> **Provided records**:

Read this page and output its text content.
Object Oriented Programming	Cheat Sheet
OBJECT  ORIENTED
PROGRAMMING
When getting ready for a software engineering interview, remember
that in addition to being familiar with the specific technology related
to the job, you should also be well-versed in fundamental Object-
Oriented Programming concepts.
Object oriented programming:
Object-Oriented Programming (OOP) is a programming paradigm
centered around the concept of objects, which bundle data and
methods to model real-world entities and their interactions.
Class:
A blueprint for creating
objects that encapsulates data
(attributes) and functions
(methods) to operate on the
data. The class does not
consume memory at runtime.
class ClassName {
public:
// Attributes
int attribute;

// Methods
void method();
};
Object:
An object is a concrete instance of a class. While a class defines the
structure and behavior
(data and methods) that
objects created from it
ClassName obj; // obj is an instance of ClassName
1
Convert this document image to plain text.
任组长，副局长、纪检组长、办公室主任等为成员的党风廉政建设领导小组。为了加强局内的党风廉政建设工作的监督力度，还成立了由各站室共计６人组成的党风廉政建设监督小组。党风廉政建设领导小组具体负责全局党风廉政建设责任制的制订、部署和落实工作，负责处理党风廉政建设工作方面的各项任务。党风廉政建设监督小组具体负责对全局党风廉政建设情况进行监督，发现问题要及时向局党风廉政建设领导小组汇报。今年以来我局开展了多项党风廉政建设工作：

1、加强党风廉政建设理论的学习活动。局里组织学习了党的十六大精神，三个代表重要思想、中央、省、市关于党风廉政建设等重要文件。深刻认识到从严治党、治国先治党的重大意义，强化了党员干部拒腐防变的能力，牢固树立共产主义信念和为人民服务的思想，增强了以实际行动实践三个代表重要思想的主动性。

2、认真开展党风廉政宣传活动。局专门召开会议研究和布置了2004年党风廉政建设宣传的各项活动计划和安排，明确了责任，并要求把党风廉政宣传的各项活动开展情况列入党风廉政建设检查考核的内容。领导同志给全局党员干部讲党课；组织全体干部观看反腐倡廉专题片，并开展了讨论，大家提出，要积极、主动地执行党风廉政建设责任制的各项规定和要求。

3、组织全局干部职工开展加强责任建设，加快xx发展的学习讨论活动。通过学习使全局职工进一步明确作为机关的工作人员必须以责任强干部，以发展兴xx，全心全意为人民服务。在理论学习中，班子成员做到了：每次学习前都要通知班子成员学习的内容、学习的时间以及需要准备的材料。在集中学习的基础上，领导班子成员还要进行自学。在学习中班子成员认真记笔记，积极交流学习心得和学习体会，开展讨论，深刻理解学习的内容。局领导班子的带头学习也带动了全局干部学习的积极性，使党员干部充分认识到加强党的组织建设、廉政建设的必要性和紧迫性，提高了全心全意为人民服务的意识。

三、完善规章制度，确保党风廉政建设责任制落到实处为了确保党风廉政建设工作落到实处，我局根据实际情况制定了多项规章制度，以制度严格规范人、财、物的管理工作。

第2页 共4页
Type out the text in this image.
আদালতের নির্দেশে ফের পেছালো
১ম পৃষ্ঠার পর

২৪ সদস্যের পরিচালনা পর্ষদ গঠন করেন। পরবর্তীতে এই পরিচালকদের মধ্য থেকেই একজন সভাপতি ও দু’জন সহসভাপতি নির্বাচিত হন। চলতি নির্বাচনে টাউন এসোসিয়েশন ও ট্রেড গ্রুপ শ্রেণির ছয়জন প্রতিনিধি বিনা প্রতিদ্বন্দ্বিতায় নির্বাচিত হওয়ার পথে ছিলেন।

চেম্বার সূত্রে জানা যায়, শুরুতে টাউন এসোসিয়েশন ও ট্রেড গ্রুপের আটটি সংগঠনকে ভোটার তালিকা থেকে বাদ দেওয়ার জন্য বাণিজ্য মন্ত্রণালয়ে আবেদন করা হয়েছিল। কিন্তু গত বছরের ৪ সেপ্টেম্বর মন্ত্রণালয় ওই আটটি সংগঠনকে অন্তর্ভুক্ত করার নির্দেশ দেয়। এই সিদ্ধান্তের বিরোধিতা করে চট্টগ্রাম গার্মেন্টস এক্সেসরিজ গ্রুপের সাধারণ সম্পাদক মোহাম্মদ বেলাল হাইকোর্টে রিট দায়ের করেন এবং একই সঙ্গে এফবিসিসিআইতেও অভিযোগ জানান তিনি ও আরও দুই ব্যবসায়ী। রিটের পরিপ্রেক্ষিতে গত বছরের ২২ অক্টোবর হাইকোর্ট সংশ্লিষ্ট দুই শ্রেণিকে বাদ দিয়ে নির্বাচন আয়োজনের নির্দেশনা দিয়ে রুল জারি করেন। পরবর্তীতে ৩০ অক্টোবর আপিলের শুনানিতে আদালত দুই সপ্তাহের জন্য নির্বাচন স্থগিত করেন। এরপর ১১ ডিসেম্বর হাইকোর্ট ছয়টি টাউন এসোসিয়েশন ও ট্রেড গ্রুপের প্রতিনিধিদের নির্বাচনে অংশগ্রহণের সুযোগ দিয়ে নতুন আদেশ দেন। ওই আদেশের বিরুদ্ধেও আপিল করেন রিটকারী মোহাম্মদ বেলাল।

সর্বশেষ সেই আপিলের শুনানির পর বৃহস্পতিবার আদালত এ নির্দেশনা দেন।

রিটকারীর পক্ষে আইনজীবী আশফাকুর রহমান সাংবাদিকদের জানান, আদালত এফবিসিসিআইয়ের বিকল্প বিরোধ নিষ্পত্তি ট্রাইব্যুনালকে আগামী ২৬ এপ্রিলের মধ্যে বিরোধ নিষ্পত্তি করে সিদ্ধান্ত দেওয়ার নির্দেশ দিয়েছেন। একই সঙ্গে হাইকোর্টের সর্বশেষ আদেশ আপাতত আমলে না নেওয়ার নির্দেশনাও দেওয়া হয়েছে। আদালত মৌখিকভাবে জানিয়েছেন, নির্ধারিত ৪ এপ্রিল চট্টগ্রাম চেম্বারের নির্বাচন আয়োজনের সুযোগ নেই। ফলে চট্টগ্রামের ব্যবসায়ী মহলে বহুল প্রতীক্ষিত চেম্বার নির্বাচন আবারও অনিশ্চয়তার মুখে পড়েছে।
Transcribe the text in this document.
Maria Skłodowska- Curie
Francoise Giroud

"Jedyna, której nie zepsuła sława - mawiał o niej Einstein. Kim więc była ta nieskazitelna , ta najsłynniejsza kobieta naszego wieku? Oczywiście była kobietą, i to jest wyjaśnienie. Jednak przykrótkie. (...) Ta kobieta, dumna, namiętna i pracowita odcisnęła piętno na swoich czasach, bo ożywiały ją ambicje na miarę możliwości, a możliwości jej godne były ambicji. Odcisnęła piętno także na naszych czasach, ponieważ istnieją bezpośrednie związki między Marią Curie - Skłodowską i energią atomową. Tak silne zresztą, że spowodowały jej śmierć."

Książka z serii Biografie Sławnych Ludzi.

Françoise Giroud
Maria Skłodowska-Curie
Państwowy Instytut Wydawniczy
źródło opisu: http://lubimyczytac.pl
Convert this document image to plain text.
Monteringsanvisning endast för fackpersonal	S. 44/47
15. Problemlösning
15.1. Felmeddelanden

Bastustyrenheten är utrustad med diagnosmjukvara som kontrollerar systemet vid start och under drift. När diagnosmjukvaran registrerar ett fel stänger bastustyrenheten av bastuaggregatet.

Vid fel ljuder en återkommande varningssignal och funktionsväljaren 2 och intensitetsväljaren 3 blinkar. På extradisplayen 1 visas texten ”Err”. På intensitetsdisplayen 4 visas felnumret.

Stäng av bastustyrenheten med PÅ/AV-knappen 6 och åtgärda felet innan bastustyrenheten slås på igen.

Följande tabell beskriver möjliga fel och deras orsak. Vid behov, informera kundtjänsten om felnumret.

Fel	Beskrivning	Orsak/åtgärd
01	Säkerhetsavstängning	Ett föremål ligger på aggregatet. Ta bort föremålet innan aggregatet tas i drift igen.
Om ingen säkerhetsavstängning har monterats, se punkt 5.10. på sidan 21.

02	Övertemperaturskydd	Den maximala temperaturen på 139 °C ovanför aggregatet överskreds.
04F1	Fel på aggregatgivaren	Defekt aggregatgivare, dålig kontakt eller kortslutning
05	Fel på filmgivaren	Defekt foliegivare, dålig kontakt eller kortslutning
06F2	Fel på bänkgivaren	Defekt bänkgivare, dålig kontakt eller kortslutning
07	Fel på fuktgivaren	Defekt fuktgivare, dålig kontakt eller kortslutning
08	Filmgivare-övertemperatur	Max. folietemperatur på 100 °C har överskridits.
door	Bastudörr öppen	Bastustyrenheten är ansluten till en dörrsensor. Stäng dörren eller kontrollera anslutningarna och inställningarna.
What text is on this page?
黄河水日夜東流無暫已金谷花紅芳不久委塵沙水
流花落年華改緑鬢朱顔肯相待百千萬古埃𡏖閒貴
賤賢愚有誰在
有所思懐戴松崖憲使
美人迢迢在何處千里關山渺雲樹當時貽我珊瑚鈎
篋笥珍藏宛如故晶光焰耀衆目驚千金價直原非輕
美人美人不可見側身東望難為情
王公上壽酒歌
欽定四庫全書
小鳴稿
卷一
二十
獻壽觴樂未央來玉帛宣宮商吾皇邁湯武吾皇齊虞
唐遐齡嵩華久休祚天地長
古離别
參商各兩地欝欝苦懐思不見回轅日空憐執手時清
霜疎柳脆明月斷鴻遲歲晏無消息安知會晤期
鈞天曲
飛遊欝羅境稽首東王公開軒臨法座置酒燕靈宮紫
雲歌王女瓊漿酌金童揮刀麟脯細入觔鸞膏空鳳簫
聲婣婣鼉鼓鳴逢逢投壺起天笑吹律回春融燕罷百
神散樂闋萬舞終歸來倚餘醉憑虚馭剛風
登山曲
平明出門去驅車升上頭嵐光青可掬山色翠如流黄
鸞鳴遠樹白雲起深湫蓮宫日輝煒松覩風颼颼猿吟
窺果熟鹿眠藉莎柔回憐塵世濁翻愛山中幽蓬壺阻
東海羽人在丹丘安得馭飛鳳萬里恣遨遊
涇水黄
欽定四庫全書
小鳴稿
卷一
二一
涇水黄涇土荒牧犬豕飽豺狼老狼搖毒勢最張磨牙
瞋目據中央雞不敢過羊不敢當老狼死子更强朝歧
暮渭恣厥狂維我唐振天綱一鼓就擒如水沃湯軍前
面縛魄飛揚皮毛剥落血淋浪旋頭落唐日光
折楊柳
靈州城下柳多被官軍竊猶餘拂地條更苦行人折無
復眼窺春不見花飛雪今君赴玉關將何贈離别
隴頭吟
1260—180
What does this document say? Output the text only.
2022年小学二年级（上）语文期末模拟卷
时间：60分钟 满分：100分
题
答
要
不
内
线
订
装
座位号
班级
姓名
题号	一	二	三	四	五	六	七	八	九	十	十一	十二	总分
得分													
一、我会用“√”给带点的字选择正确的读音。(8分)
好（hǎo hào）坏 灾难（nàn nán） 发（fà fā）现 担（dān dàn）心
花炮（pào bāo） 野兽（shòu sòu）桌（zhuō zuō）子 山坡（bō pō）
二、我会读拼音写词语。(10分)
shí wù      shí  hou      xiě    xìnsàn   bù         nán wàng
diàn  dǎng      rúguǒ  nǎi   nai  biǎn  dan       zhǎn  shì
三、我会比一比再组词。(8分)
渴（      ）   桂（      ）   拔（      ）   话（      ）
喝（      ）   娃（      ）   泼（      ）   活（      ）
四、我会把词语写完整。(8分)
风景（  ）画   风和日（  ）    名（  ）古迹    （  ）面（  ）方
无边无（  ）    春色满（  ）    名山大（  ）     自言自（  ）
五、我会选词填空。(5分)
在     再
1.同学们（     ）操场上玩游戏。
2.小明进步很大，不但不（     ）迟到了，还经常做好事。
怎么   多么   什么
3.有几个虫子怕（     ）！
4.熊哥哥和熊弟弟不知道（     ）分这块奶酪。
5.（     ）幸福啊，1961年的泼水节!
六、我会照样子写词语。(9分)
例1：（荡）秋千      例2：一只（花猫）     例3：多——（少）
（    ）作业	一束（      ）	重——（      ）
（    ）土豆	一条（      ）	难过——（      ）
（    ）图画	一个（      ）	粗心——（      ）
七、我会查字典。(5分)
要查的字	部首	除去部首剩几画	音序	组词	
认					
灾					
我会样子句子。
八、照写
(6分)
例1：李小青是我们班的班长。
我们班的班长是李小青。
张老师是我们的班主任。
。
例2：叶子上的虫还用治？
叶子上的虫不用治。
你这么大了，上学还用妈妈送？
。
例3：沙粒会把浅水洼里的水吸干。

> **Given request**: In the records above, locate every line with the string "innan" and copy it.

> **Solution to the exercise**:
Stäng av bastustyrenheten med PÅ/AV-knappen 6 och åtgärda felet innan bastustyrenheten slås på igen.
01	Säkerhetsavstängning	Ett föremål ligger på aggregatet. Ta bort föremålet innan aggregatet tas i drift igen.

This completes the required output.